● **Prompt**:
Work through the data line by line, gathering every line that has the word "deinr".

[Start of Items]

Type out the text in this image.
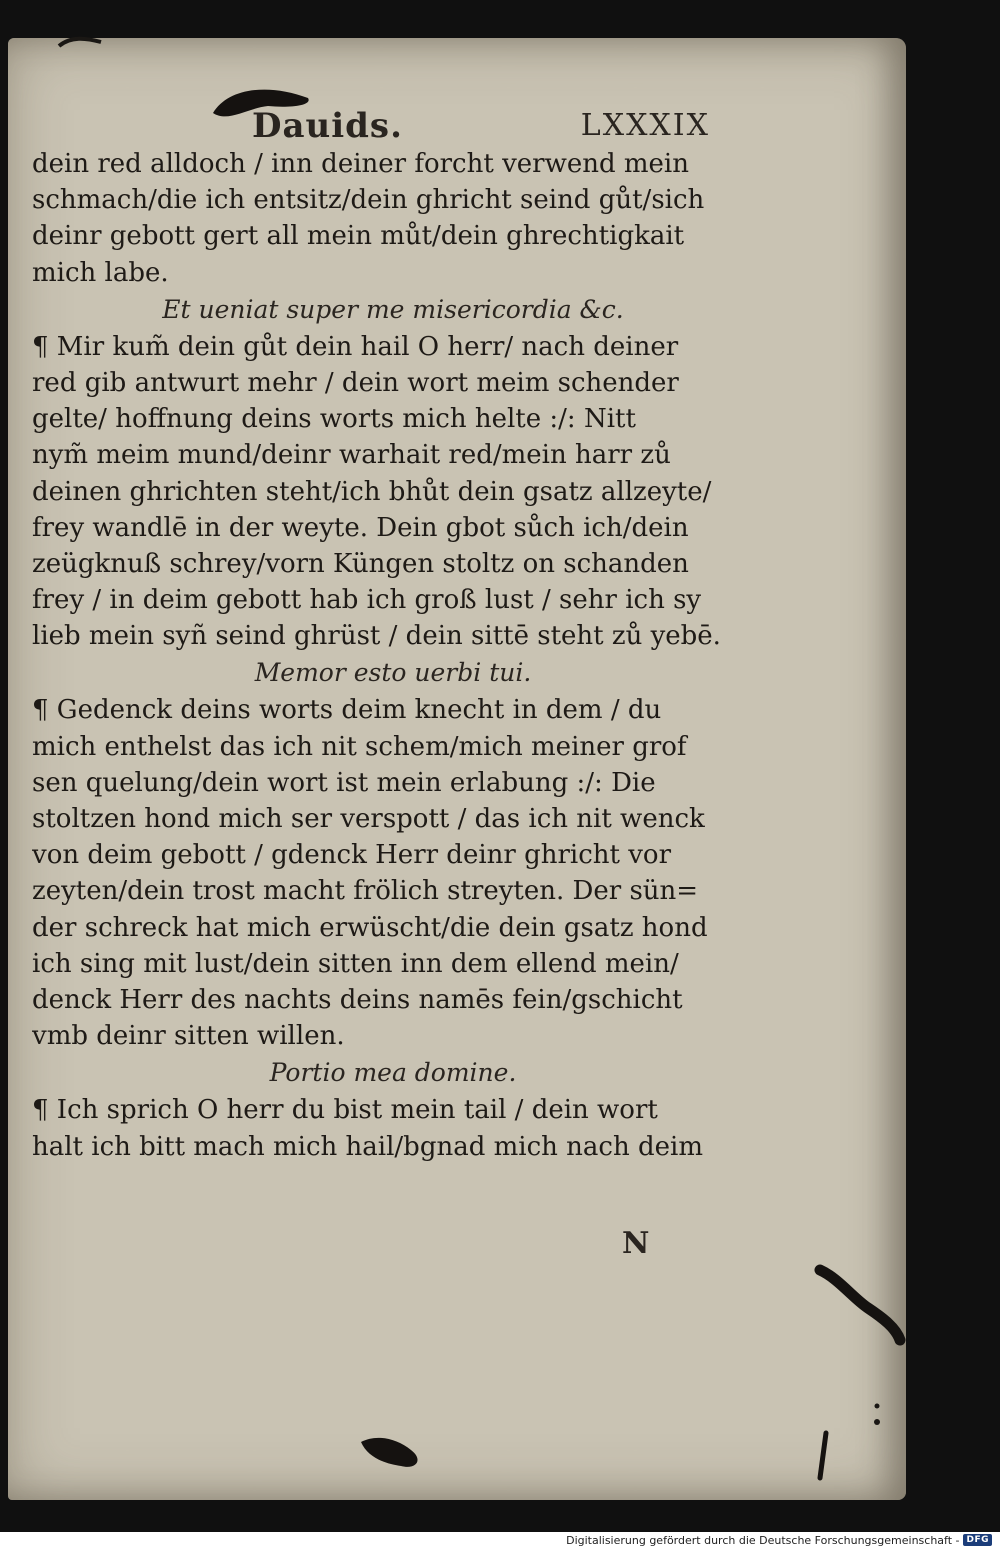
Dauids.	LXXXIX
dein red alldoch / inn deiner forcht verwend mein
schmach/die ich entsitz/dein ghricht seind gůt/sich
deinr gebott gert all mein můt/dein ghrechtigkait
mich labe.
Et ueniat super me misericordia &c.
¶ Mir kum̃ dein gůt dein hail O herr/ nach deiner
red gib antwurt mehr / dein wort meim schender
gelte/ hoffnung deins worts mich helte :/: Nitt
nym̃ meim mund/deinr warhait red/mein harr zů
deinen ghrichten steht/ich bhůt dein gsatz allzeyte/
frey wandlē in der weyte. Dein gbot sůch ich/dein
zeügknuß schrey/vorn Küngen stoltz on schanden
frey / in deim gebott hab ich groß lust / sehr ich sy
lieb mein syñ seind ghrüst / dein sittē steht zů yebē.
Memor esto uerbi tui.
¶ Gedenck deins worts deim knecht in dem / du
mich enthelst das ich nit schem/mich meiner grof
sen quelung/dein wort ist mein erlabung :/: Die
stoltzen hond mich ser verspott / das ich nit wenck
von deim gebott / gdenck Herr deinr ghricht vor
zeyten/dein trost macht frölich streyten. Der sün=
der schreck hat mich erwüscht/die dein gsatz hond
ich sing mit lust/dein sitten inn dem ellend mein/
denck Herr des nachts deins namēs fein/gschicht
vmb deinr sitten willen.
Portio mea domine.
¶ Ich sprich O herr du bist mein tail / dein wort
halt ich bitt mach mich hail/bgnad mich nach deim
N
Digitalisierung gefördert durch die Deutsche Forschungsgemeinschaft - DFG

[End of Items]

● **Solution to this problem**:
deinr gebott gert all mein můt/dein ghrechtigkait
nym̃ meim mund/deinr warhait red/mein harr zů
von deim gebott / gdenck Herr deinr ghricht vor
vmb deinr sitten willen.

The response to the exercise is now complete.